Start of THE INPUT

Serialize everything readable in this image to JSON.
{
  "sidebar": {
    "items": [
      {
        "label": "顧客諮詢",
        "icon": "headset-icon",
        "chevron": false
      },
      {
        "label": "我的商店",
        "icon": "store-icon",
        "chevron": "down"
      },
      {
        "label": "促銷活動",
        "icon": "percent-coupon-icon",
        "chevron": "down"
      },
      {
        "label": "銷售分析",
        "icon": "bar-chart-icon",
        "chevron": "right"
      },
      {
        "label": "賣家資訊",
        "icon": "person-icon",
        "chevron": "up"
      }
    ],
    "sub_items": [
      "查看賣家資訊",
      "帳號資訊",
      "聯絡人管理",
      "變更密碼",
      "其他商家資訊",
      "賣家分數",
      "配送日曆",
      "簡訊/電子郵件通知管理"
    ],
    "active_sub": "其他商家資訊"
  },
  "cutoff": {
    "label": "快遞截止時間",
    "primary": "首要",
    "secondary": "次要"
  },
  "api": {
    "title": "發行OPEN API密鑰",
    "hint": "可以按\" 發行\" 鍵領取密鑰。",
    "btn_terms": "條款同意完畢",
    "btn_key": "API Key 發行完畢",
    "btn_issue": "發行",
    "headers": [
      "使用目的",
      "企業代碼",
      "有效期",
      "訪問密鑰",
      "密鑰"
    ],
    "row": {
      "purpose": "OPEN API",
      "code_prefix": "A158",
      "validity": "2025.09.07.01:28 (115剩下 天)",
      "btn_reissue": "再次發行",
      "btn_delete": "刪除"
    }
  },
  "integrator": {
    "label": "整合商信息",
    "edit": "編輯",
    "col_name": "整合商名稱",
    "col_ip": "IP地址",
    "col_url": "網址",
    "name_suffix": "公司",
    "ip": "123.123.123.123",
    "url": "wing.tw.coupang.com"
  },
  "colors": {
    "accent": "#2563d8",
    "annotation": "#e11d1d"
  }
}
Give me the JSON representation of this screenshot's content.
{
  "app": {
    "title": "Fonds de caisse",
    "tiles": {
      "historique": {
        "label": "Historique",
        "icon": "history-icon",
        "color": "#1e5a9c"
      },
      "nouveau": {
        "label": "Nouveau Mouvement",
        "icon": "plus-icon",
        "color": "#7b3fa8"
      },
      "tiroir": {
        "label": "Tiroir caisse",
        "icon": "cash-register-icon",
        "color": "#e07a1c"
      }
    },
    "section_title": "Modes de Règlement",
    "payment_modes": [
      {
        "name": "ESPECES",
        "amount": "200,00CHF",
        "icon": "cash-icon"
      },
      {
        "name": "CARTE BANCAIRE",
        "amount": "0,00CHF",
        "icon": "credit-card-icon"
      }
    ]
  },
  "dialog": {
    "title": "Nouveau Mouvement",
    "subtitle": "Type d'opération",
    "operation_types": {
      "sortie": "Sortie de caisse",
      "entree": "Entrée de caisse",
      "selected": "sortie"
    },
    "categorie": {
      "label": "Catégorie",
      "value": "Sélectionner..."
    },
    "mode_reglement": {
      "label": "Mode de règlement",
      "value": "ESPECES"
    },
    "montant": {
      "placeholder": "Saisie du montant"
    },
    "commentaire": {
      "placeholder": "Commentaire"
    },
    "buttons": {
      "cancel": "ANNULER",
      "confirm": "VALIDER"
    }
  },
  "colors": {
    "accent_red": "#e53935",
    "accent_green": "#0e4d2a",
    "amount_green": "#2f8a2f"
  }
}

End of THE INPUT

**YOUR TASK:**
Show the data once more, exactly as it was written.

**EXERCISE RESULT:**
Serialize everything readable in this image to JSON.
{
  "sidebar": {
    "items": [
      {
        "label": "顧客諮詢",
        "icon": "headset-icon",
        "chevron": false
      },
      {
        "label": "我的商店",
        "icon": "store-icon",
        "chevron": "down"
      },
      {
        "label": "促銷活動",
        "icon": "percent-coupon-icon",
        "chevron": "down"
      },
      {
        "label": "銷售分析",
        "icon": "bar-chart-icon",
        "chevron": "right"
      },
      {
        "label": "賣家資訊",
        "icon": "person-icon",
        "chevron": "up"
      }
    ],
    "sub_items": [
      "查看賣家資訊",
      "帳號資訊",
      "聯絡人管理",
      "變更密碼",
      "其他商家資訊",
      "賣家分數",
      "配送日曆",
      "簡訊/電子郵件通知管理"
    ],
    "active_sub": "其他商家資訊"
  },
  "cutoff": {
    "label": "快遞截止時間",
    "primary": "首要",
    "secondary": "次要"
  },
  "api": {
    "title": "發行OPEN API密鑰",
    "hint": "可以按\" 發行\" 鍵領取密鑰。",
    "btn_terms": "條款同意完畢",
    "btn_key": "API Key 發行完畢",
    "btn_issue": "發行",
    "headers": [
      "使用目的",
      "企業代碼",
      "有效期",
      "訪問密鑰",
      "密鑰"
    ],
    "row": {
      "purpose": "OPEN API",
      "code_prefix": "A158",
      "validity": "2025.09.07.01:28 (115剩下 天)",
      "btn_reissue": "再次發行",
      "btn_delete": "刪除"
    }
  },
  "integrator": {
    "label": "整合商信息",
    "edit": "編輯",
    "col_name": "整合商名稱",
    "col_ip": "IP地址",
    "col_url": "網址",
    "name_suffix": "公司",
    "ip": "123.123.123.123",
    "url": "wing.tw.coupang.com"
  },
  "colors": {
    "accent": "#2563d8",
    "annotation": "#e11d1d"
  }
}
Give me the JSON representation of this screenshot's content.
{
  "app": {
    "title": "Fonds de caisse",
    "tiles": {
      "historique": {
        "label": "Historique",
        "icon": "history-icon",
        "color": "#1e5a9c"
      },
      "nouveau": {
        "label": "Nouveau Mouvement",
        "icon": "plus-icon",
        "color": "#7b3fa8"
      },
      "tiroir": {
        "label": "Tiroir caisse",
        "icon": "cash-register-icon",
        "color": "#e07a1c"
      }
    },
    "section_title": "Modes de Règlement",
    "payment_modes": [
      {
        "name": "ESPECES",
        "amount": "200,00CHF",
        "icon": "cash-icon"
      },
      {
        "name": "CARTE BANCAIRE",
        "amount": "0,00CHF",
        "icon": "credit-card-icon"
      }
    ]
  },
  "dialog": {
    "title": "Nouveau Mouvement",
    "subtitle": "Type d'opération",
    "operation_types": {
      "sortie": "Sortie de caisse",
      "entree": "Entrée de caisse",
      "selected": "sortie"
    },
    "categorie": {
      "label": "Catégorie",
      "value": "Sélectionner..."
    },
    "mode_reglement": {
      "label": "Mode de règlement",
      "value": "ESPECES"
    },
    "montant": {
      "placeholder": "Saisie du montant"
    },
    "commentaire": {
      "placeholder": "Commentaire"
    },
    "buttons": {
      "cancel": "ANNULER",
      "confirm": "VALIDER"
    }
  },
  "colors": {
    "accent_red": "#e53935",
    "accent_green": "#0e4d2a",
    "amount_green": "#2f8a2f"
  }
}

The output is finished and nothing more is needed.